Written exercise
The records below must be transcribed exactly. Do not include the pictures.

Extracted material
'''

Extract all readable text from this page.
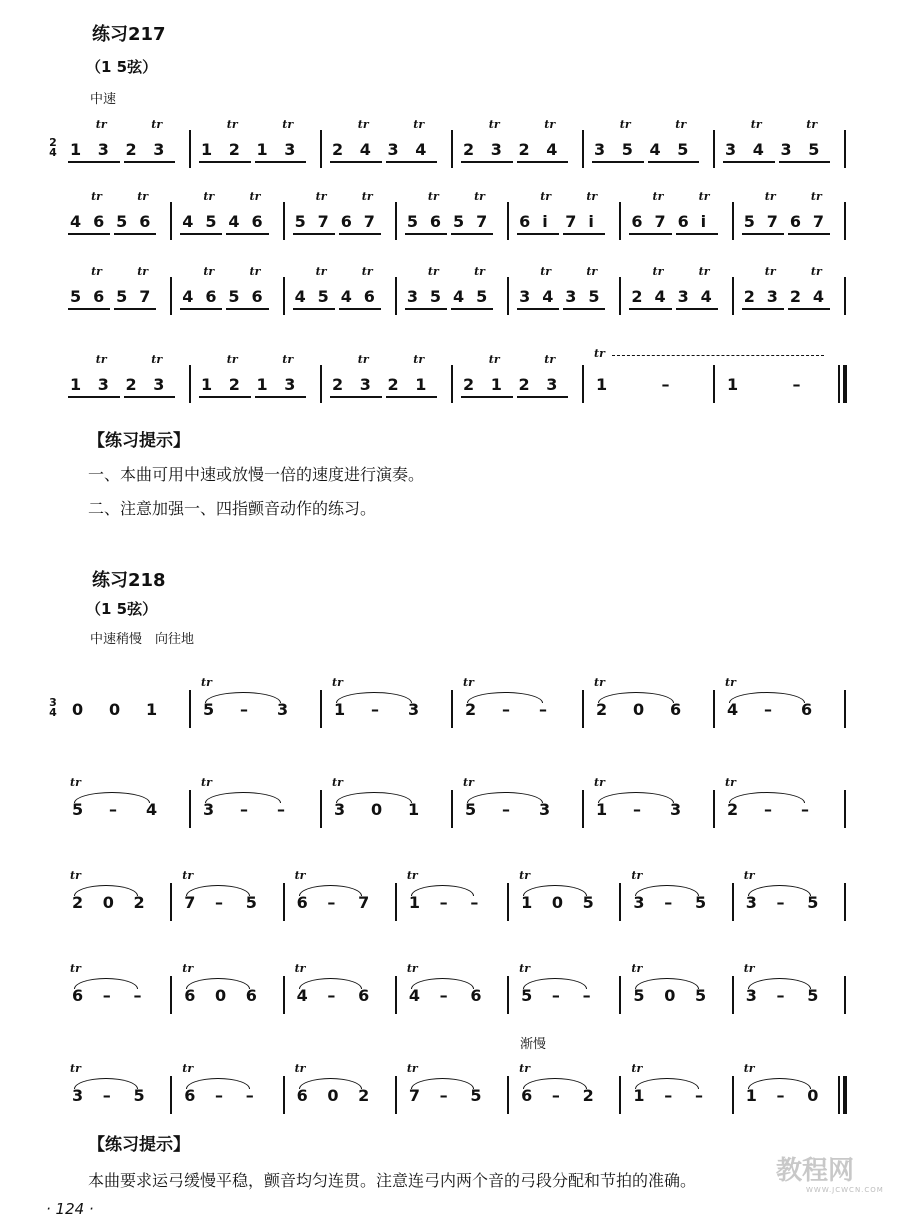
练习217
（1 5弦）
中速
2
4 1 3
tr
2 3
tr
1 2
tr
1 3
tr
2 4
tr
3 4
tr
2 3
tr
2 4
tr
3 5
tr
4 5
tr
3 4
tr
3 5
tr
4 6
tr
5 6
tr
4 5
tr
4 6
tr
5 7
tr
6 7
tr
5 6
tr
5 7
tr
6 i
tr
7 i
tr
6 7
tr
6 i
tr
5 7
tr
6 7
tr
5 6
tr
5 7
tr
4 6
tr
5 6
tr
4 5
tr
4 6
tr
3 5
tr
4 5
tr
3 4
tr
3 5
tr
2 4
tr
3 4
tr
2 3
tr
2 4
tr
1 3
tr
2 3
tr
1 2
tr
1 3
tr
2 3
tr
2 1
tr
2 1
tr
2 3
tr
1	–	1	–
tr
【练习提示】
一、本曲可用中速或放慢一倍的速度进行演奏。
二、注意加强一、四指颤音动作的练习。
练习218
（1 5弦）
中速稍慢　向往地
3
4
渐慢
0 0 1	5 – 3
tr
1 – 3
tr
2 – –
tr
2 0 6
tr
4 – 6
tr
5 – 4
tr
3 – –
tr
3 0 1
tr
5 – 3
tr
1 – 3
tr
2 – –
tr
2 0 2
tr
7 – 5
tr
6 – 7
tr
1 – –
tr
1 0 5
tr
3 – 5
tr
3 – 5
tr
6 – –
tr
6 0 6
tr
4 – 6
tr
4 – 6
tr
5 – –
tr
5 0 5
tr
3 – 5
tr
3 – 5
tr
6 – –
tr
6 0 2
tr
7 – 5
tr
6 – 2
tr
1 – –
tr
1 – 0
tr
【练习提示】
本曲要求运弓缓慢平稳，颤音均匀连贯。注意连弓内两个音的弓段分配和节拍的准确。
· 124 ·
教程网
WWW.JCWCN.COM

'''

Output of the exercise
Extract all readable text from this page.
练习217
（1 5弦）
中速
2
4 1 3
tr
2 3
tr
1 2
tr
1 3
tr
2 4
tr
3 4
tr
2 3
tr
2 4
tr
3 5
tr
4 5
tr
3 4
tr
3 5
tr
4 6
tr
5 6
tr
4 5
tr
4 6
tr
5 7
tr
6 7
tr
5 6
tr
5 7
tr
6 i
tr
7 i
tr
6 7
tr
6 i
tr
5 7
tr
6 7
tr
5 6
tr
5 7
tr
4 6
tr
5 6
tr
4 5
tr
4 6
tr
3 5
tr
4 5
tr
3 4
tr
3 5
tr
2 4
tr
3 4
tr
2 3
tr
2 4
tr
1 3
tr
2 3
tr
1 2
tr
1 3
tr
2 3
tr
2 1
tr
2 1
tr
2 3
tr
1	–	1	–
tr
【练习提示】
一、本曲可用中速或放慢一倍的速度进行演奏。
二、注意加强一、四指颤音动作的练习。
练习218
（1 5弦）
中速稍慢　向往地
3
4
渐慢
0 0 1	5 – 3
tr
1 – 3
tr
2 – –
tr
2 0 6
tr
4 – 6
tr
5 – 4
tr
3 – –
tr
3 0 1
tr
5 – 3
tr
1 – 3
tr
2 – –
tr
2 0 2
tr
7 – 5
tr
6 – 7
tr
1 – –
tr
1 0 5
tr
3 – 5
tr
3 – 5
tr
6 – –
tr
6 0 6
tr
4 – 6
tr
4 – 6
tr
5 – –
tr
5 0 5
tr
3 – 5
tr
3 – 5
tr
6 – –
tr
6 0 2
tr
7 – 5
tr
6 – 2
tr
1 – –
tr
1 – 0
tr
【练习提示】
本曲要求运弓缓慢平稳，颤音均匀连贯。注意连弓内两个音的弓段分配和节拍的准确。
· 124 ·
教程网
WWW.JCWCN.COM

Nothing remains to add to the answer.